EXERCISE
Name every person mentioned in the excerpted text, one per line.

Ideally, the Globe will continue to break occasional stories of national interest, as it did with Charlie Savage’s Pulitzer-winning reporting on President Bush’s use of signing statements to get around provisions in legislation that he didn’t like.

New math

From the Weekly Dig’s “Media Farm” column:

The Metro was widely ridiculed last month for erroneously reporting that “hundreds of layoffs” at the Globe were imminent. The Globe labeled the report “factually incorrect,” saying, “There are no plans for a staff reduction of the size cited in the Metro.” The Metro stuck by its story, and it turned out to be almost kinda correct. Or at least more correct than anyone gave them credit for (ourselves included).

The Globe is eliminating 60 jobs, which, the last time I checked, was somewhat less than “hundreds.” And while I’m being technical about it, there may not be a single layoff.

Here’s how Clinton could win

If Hillary Clinton is to have any chance at all of winning the Democratic presidential nomination, she’s going to have to make a strong moral claim. By the time the primaries and caucuses are over, Barack Obama is almost certainly going to have won more pledged delegates and more states.

Clinton’s possible arguments — that she’s done better in traditionally Democratic big states like New York and California, or that the unpledged superdelegates should slide her way because she’s somehow more electable — aren’t going to cut it. That’s a profoundly undemocratic case, and the Obama delegates (not to mention general-election voters) would react with revulsion.

Document layout detection data
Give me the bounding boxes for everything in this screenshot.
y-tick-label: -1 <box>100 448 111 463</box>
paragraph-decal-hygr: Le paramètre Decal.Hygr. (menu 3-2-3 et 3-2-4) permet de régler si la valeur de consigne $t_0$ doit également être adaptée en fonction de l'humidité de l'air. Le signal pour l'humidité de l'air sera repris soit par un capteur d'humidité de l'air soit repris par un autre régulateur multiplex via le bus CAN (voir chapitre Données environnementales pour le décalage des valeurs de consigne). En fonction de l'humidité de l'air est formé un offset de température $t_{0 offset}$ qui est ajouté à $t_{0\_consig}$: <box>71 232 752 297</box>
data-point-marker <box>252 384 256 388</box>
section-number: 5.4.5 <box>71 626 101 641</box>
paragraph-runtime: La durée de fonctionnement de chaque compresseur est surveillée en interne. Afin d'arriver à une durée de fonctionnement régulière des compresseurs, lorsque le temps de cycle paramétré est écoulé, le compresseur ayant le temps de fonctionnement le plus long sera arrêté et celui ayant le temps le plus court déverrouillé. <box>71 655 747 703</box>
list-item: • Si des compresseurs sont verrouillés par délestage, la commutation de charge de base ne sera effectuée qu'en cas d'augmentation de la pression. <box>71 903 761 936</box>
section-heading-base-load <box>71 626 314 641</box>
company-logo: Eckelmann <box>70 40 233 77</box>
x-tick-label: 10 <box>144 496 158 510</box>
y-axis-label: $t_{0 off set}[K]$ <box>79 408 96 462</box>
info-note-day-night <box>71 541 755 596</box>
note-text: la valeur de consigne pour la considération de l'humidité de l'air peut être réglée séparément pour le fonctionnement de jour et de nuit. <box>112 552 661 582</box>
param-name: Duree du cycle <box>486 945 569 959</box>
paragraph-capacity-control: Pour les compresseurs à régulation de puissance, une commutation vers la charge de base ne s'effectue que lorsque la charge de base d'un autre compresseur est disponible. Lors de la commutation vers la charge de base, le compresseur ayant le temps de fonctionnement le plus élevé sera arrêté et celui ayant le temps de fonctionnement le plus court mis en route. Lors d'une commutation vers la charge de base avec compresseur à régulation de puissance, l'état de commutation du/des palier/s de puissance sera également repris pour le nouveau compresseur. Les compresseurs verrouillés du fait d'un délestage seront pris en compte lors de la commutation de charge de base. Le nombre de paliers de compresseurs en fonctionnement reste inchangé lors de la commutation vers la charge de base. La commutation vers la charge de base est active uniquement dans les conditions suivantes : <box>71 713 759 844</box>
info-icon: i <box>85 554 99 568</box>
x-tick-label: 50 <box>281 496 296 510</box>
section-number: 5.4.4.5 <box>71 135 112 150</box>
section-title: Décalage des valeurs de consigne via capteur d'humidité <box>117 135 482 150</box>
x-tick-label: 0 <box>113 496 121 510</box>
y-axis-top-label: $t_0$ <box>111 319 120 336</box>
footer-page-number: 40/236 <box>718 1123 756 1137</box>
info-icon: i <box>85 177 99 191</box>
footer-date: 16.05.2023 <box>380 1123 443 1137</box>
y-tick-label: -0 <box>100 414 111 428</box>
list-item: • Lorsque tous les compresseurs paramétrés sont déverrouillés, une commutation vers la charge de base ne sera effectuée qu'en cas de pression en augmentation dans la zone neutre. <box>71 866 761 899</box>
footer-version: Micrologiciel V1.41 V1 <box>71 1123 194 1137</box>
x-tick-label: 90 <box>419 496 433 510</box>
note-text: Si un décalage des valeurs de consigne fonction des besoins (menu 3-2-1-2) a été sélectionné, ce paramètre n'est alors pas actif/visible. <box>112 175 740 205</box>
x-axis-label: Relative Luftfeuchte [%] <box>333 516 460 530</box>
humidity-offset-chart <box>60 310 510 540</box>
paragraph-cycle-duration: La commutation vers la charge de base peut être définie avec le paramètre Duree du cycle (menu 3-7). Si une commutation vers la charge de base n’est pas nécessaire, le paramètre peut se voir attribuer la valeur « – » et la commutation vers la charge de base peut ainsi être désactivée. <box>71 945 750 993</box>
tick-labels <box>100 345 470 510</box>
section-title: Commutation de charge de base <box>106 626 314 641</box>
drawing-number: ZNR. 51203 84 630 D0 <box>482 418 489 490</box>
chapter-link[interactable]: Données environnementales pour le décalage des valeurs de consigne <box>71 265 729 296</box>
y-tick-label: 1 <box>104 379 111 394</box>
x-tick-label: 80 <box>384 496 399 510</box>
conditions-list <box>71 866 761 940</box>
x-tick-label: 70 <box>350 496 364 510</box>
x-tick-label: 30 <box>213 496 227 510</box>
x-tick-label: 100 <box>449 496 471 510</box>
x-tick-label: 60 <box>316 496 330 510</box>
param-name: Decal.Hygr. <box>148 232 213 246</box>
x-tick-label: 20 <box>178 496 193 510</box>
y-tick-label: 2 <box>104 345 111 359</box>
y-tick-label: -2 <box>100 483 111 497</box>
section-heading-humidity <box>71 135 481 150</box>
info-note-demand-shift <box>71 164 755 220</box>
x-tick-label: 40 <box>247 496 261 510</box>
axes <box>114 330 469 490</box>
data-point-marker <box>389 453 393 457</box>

TASK RESPONSE
Charlie Savage
President Bush
Hillary Clinton
Barack Obama